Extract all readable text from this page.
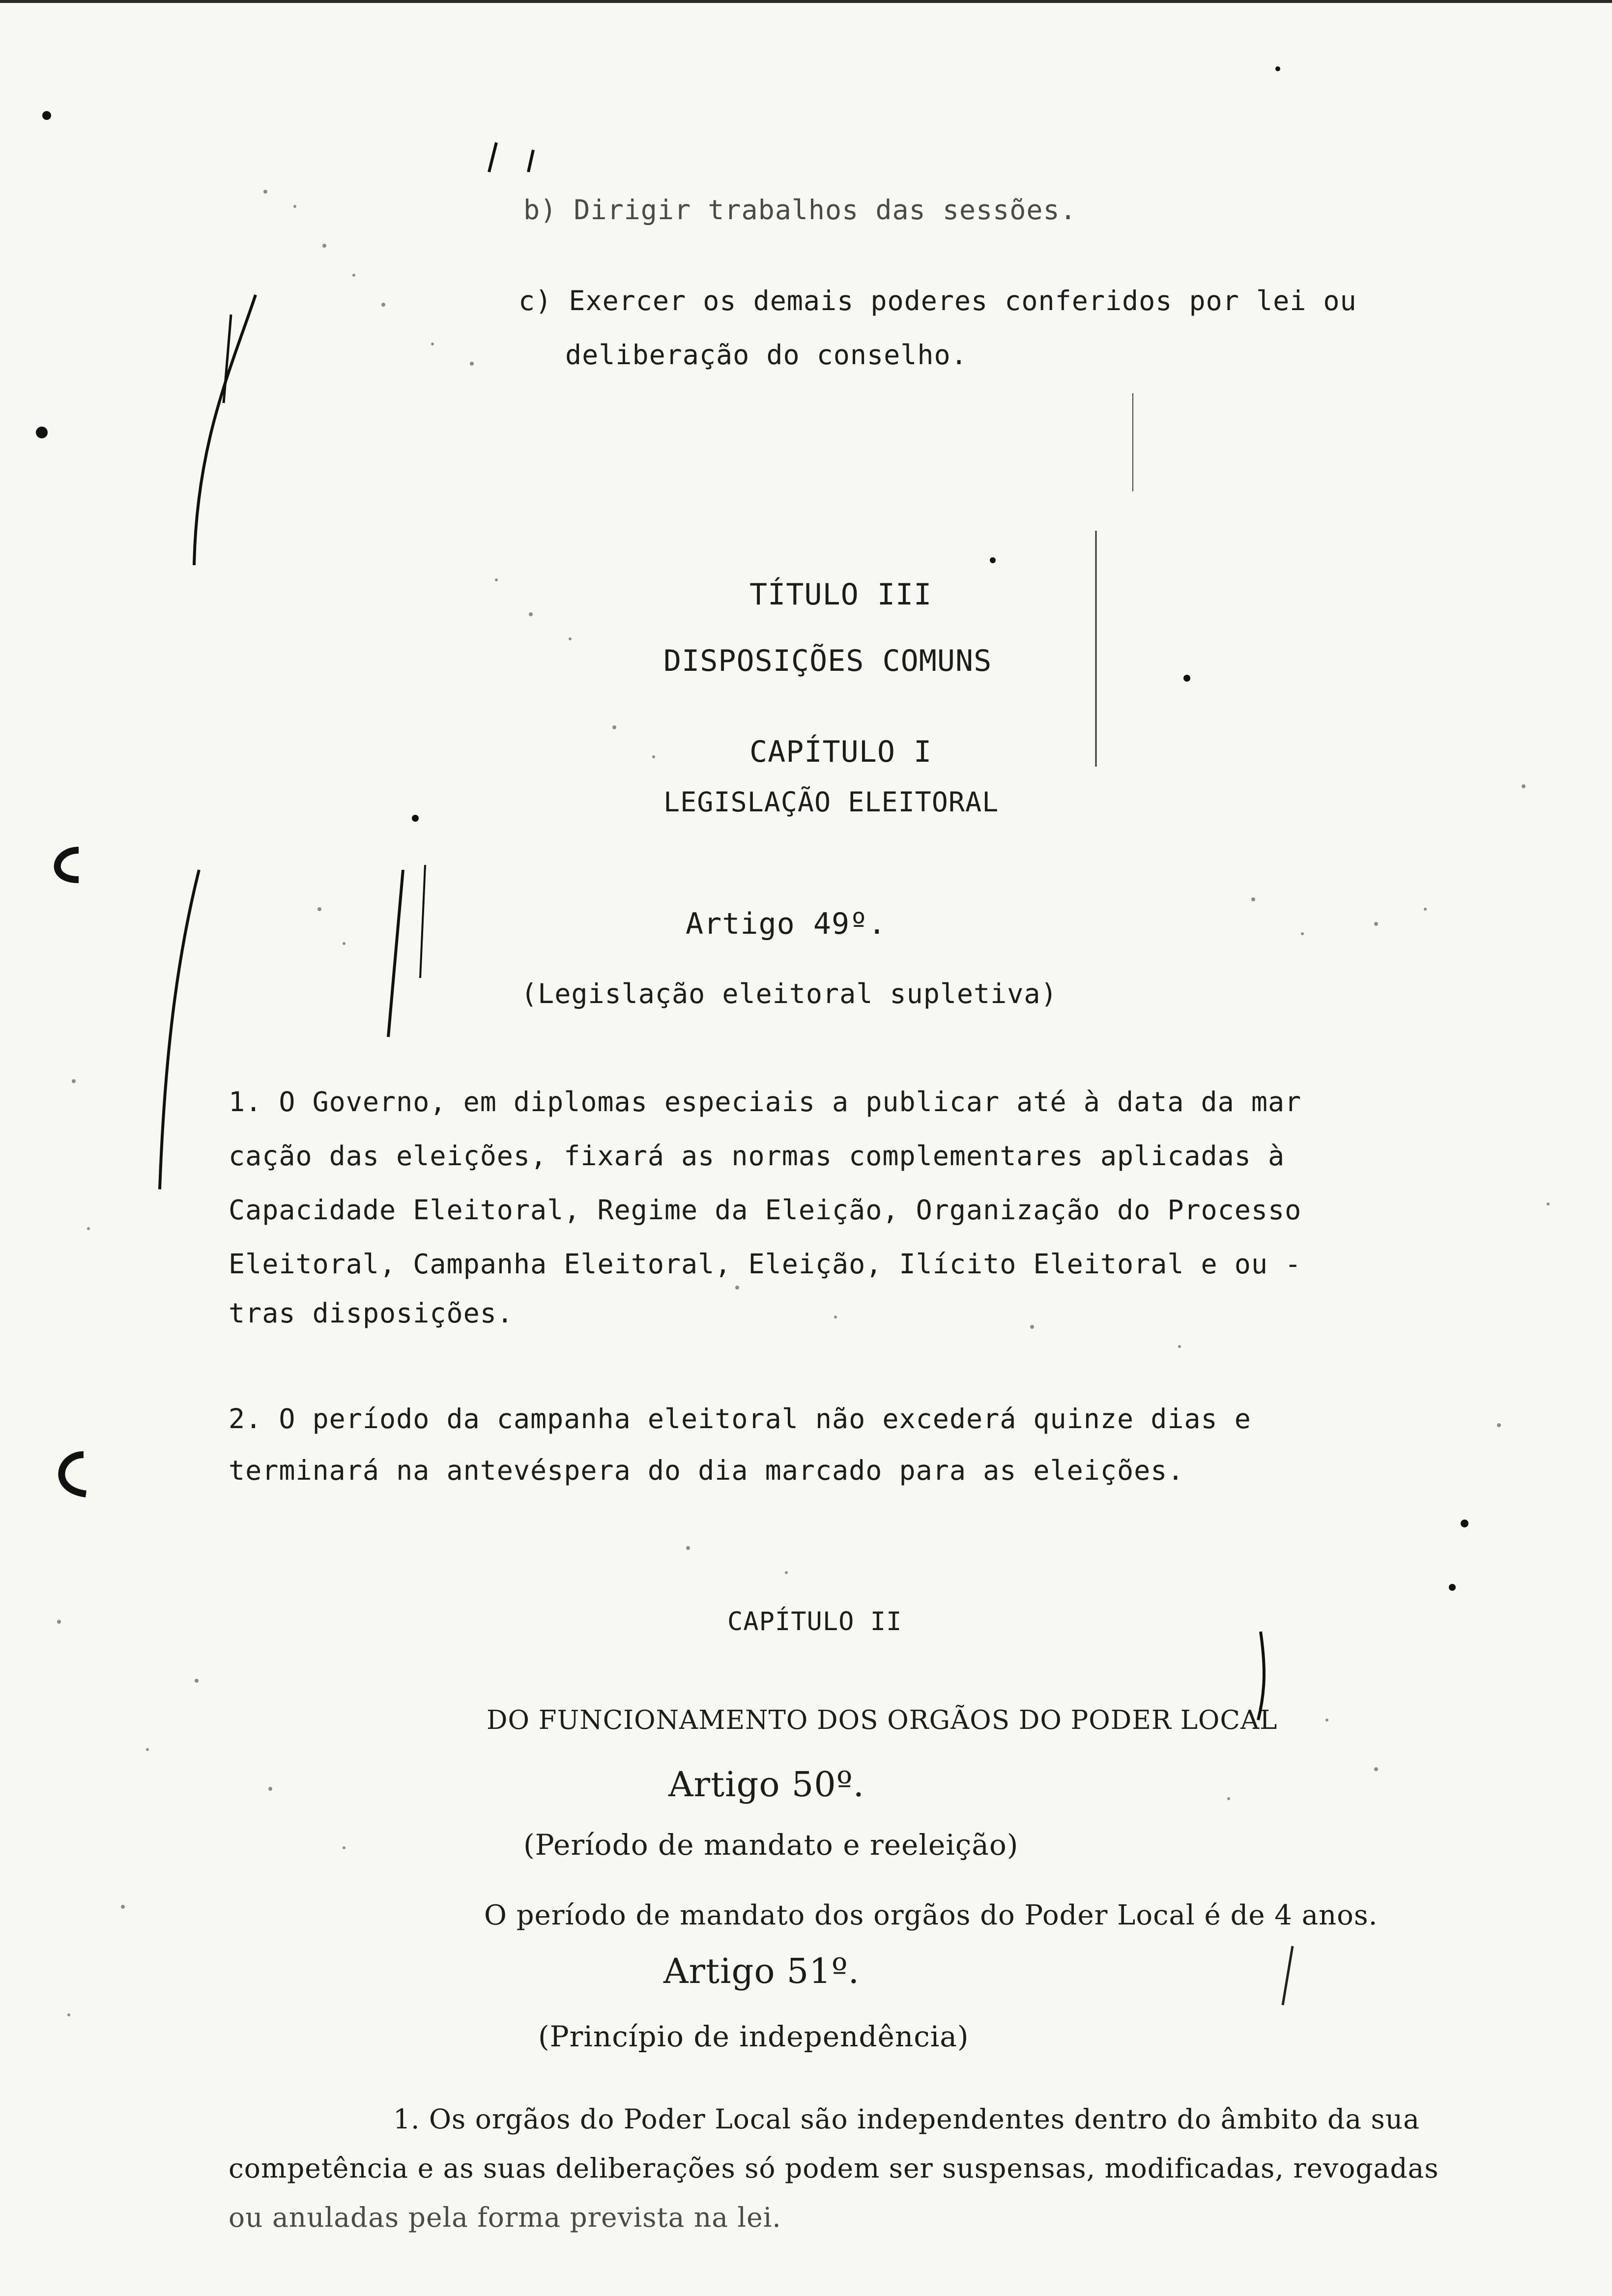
b) Dirigir trabalhos das sessões.
c) Exercer os demais poderes conferidos por lei ou
deliberação do conselho.
TÍTULO III
DISPOSIÇÕES COMUNS
CAPÍTULO I
LEGISLAÇÃO ELEITORAL
Artigo 49º.
(Legislação eleitoral supletiva)
1. O Governo, em diplomas especiais a publicar até à data da mar
cação das eleições, fixará as normas complementares aplicadas à
Capacidade Eleitoral, Regime da Eleição, Organização do Processo
Eleitoral, Campanha Eleitoral, Eleição, Ilícito Eleitoral e ou -
tras disposições.
2. O período da campanha eleitoral não excederá quinze dias e
terminará na antevéspera do dia marcado para as eleições.
CAPÍTULO II
DO FUNCIONAMENTO DOS ORGÃOS DO PODER LOCAL
Artigo 50º.
(Período de mandato e reeleição)
O período de mandato dos orgãos do Poder Local é de 4 anos.
Artigo 51º.
(Princípio de independência)
1. Os orgãos do Poder Local são independentes dentro do âmbito da sua
competência e as suas deliberações só podem ser suspensas, modificadas, revogadas
ou anuladas pela forma prevista na lei.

- **Written instruction**
List the lines of the entries that include "mandato".

- **Output of the exercise**
(Período de mandato e reeleição)
O período de mandato dos orgãos do Poder Local é de 4 anos.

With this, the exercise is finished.